(Recorded data)
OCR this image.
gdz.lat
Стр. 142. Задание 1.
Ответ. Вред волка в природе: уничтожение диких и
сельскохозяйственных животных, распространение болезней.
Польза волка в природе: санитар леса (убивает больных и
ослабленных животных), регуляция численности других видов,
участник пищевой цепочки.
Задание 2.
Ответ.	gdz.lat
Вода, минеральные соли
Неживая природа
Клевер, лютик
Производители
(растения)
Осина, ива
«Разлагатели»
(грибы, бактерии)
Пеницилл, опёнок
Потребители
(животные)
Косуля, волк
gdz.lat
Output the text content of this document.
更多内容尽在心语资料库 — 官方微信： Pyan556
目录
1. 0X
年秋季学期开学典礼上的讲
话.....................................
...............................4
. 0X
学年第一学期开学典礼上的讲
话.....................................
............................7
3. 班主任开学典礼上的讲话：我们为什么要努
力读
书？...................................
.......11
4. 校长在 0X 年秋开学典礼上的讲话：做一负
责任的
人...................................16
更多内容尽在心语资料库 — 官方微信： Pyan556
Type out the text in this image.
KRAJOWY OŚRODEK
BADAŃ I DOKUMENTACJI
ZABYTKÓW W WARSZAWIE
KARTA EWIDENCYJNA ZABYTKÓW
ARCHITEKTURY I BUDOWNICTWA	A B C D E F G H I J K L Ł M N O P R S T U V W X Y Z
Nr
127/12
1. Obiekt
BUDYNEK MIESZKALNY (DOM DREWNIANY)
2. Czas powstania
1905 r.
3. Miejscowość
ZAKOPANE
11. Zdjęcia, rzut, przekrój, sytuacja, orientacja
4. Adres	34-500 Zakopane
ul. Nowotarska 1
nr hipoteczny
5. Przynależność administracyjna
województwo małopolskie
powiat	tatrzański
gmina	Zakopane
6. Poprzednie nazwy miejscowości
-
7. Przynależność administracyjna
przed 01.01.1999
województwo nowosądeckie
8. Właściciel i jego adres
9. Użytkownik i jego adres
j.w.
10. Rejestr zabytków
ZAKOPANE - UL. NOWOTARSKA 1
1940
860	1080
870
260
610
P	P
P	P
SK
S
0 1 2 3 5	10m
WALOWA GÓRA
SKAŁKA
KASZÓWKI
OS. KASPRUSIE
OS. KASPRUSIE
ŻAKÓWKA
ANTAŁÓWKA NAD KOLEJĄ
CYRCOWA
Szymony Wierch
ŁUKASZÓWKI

- [Written exercise] Search the records for the word "животных" and copy every line where it occurs.

- [Reply to the task]
сельскохозяйственных животных, распространение болезней.
ослабленных животных), регуляция численности других видов,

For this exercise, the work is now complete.